Challenge:
Copy out all the records, word for word.

Stored records:
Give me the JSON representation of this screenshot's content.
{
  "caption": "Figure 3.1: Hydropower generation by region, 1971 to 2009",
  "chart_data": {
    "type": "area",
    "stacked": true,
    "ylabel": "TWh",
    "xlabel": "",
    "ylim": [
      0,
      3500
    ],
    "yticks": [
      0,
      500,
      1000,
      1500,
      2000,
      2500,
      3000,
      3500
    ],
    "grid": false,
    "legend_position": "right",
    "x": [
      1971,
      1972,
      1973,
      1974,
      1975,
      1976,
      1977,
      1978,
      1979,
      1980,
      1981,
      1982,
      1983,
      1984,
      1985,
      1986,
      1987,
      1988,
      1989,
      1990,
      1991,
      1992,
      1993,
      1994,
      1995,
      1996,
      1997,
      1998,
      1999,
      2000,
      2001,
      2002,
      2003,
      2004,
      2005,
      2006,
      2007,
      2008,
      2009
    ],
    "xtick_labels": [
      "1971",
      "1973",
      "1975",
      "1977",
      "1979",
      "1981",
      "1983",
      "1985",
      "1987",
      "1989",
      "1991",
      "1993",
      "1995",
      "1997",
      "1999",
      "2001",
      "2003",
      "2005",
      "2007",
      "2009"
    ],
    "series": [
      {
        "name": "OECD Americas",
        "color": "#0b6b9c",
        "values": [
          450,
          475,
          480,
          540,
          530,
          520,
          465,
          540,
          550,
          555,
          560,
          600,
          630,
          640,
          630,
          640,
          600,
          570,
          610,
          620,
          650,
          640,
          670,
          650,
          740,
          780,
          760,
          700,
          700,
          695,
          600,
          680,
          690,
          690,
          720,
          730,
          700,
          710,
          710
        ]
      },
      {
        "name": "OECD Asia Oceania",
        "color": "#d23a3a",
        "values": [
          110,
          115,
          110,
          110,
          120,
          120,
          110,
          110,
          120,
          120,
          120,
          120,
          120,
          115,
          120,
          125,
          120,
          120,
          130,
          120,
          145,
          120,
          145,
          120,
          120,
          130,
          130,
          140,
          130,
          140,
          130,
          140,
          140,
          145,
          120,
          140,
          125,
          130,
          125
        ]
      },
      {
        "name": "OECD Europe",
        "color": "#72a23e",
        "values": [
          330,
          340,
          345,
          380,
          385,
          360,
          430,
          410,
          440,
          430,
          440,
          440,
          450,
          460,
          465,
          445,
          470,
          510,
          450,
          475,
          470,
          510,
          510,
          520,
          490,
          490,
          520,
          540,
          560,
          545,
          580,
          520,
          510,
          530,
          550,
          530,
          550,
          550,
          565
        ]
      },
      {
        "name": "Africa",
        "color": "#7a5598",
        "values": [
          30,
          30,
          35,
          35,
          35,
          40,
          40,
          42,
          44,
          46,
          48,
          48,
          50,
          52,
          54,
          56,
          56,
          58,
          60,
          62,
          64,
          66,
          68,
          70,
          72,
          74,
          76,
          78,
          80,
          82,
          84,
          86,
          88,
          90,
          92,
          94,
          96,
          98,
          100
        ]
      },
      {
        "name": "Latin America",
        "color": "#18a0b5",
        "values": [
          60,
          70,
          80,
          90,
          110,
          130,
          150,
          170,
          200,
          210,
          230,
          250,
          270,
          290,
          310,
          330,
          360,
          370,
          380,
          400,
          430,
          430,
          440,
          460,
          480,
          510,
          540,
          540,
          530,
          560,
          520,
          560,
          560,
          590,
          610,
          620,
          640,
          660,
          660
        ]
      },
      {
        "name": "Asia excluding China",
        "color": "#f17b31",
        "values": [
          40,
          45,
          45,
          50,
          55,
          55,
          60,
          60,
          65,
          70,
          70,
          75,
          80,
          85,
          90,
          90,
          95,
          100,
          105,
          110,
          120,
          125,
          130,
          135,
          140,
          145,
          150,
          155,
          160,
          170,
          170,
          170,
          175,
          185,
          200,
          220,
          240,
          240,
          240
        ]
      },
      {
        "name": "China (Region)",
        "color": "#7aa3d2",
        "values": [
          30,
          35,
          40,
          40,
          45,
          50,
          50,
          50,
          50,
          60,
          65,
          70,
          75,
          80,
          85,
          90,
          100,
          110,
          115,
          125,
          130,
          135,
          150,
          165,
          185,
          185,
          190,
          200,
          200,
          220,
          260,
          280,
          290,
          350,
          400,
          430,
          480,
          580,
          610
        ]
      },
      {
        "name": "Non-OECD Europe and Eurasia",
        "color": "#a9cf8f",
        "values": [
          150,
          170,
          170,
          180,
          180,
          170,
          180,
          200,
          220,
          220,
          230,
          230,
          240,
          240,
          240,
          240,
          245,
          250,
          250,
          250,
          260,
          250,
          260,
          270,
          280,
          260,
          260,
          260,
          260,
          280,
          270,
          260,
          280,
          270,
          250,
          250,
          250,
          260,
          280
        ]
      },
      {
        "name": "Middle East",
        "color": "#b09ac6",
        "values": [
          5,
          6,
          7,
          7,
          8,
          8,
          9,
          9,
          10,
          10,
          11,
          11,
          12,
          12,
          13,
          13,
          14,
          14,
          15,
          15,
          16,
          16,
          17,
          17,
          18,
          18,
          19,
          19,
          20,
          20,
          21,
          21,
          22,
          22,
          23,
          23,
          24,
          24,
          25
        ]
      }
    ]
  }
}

Answer in full:
Give me the JSON representation of this screenshot's content.
{
  "caption": "Figure 3.1: Hydropower generation by region, 1971 to 2009",
  "chart_data": {
    "type": "area",
    "stacked": true,
    "ylabel": "TWh",
    "xlabel": "",
    "ylim": [
      0,
      3500
    ],
    "yticks": [
      0,
      500,
      1000,
      1500,
      2000,
      2500,
      3000,
      3500
    ],
    "grid": false,
    "legend_position": "right",
    "x": [
      1971,
      1972,
      1973,
      1974,
      1975,
      1976,
      1977,
      1978,
      1979,
      1980,
      1981,
      1982,
      1983,
      1984,
      1985,
      1986,
      1987,
      1988,
      1989,
      1990,
      1991,
      1992,
      1993,
      1994,
      1995,
      1996,
      1997,
      1998,
      1999,
      2000,
      2001,
      2002,
      2003,
      2004,
      2005,
      2006,
      2007,
      2008,
      2009
    ],
    "xtick_labels": [
      "1971",
      "1973",
      "1975",
      "1977",
      "1979",
      "1981",
      "1983",
      "1985",
      "1987",
      "1989",
      "1991",
      "1993",
      "1995",
      "1997",
      "1999",
      "2001",
      "2003",
      "2005",
      "2007",
      "2009"
    ],
    "series": [
      {
        "name": "OECD Americas",
        "color": "#0b6b9c",
        "values": [
          450,
          475,
          480,
          540,
          530,
          520,
          465,
          540,
          550,
          555,
          560,
          600,
          630,
          640,
          630,
          640,
          600,
          570,
          610,
          620,
          650,
          640,
          670,
          650,
          740,
          780,
          760,
          700,
          700,
          695,
          600,
          680,
          690,
          690,
          720,
          730,
          700,
          710,
          710
        ]
      },
      {
        "name": "OECD Asia Oceania",
        "color": "#d23a3a",
        "values": [
          110,
          115,
          110,
          110,
          120,
          120,
          110,
          110,
          120,
          120,
          120,
          120,
          120,
          115,
          120,
          125,
          120,
          120,
          130,
          120,
          145,
          120,
          145,
          120,
          120,
          130,
          130,
          140,
          130,
          140,
          130,
          140,
          140,
          145,
          120,
          140,
          125,
          130,
          125
        ]
      },
      {
        "name": "OECD Europe",
        "color": "#72a23e",
        "values": [
          330,
          340,
          345,
          380,
          385,
          360,
          430,
          410,
          440,
          430,
          440,
          440,
          450,
          460,
          465,
          445,
          470,
          510,
          450,
          475,
          470,
          510,
          510,
          520,
          490,
          490,
          520,
          540,
          560,
          545,
          580,
          520,
          510,
          530,
          550,
          530,
          550,
          550,
          565
        ]
      },
      {
        "name": "Africa",
        "color": "#7a5598",
        "values": [
          30,
          30,
          35,
          35,
          35,
          40,
          40,
          42,
          44,
          46,
          48,
          48,
          50,
          52,
          54,
          56,
          56,
          58,
          60,
          62,
          64,
          66,
          68,
          70,
          72,
          74,
          76,
          78,
          80,
          82,
          84,
          86,
          88,
          90,
          92,
          94,
          96,
          98,
          100
        ]
      },
      {
        "name": "Latin America",
        "color": "#18a0b5",
        "values": [
          60,
          70,
          80,
          90,
          110,
          130,
          150,
          170,
          200,
          210,
          230,
          250,
          270,
          290,
          310,
          330,
          360,
          370,
          380,
          400,
          430,
          430,
          440,
          460,
          480,
          510,
          540,
          540,
          530,
          560,
          520,
          560,
          560,
          590,
          610,
          620,
          640,
          660,
          660
        ]
      },
      {
        "name": "Asia excluding China",
        "color": "#f17b31",
        "values": [
          40,
          45,
          45,
          50,
          55,
          55,
          60,
          60,
          65,
          70,
          70,
          75,
          80,
          85,
          90,
          90,
          95,
          100,
          105,
          110,
          120,
          125,
          130,
          135,
          140,
          145,
          150,
          155,
          160,
          170,
          170,
          170,
          175,
          185,
          200,
          220,
          240,
          240,
          240
        ]
      },
      {
        "name": "China (Region)",
        "color": "#7aa3d2",
        "values": [
          30,
          35,
          40,
          40,
          45,
          50,
          50,
          50,
          50,
          60,
          65,
          70,
          75,
          80,
          85,
          90,
          100,
          110,
          115,
          125,
          130,
          135,
          150,
          165,
          185,
          185,
          190,
          200,
          200,
          220,
          260,
          280,
          290,
          350,
          400,
          430,
          480,
          580,
          610
        ]
      },
      {
        "name": "Non-OECD Europe and Eurasia",
        "color": "#a9cf8f",
        "values": [
          150,
          170,
          170,
          180,
          180,
          170,
          180,
          200,
          220,
          220,
          230,
          230,
          240,
          240,
          240,
          240,
          245,
          250,
          250,
          250,
          260,
          250,
          260,
          270,
          280,
          260,
          260,
          260,
          260,
          280,
          270,
          260,
          280,
          270,
          250,
          250,
          250,
          260,
          280
        ]
      },
      {
        "name": "Middle East",
        "color": "#b09ac6",
        "values": [
          5,
          6,
          7,
          7,
          8,
          8,
          9,
          9,
          10,
          10,
          11,
          11,
          12,
          12,
          13,
          13,
          14,
          14,
          15,
          15,
          16,
          16,
          17,
          17,
          18,
          18,
          19,
          19,
          20,
          20,
          21,
          21,
          22,
          22,
          23,
          23,
          24,
          24,
          25
        ]
      }
    ]
  }
}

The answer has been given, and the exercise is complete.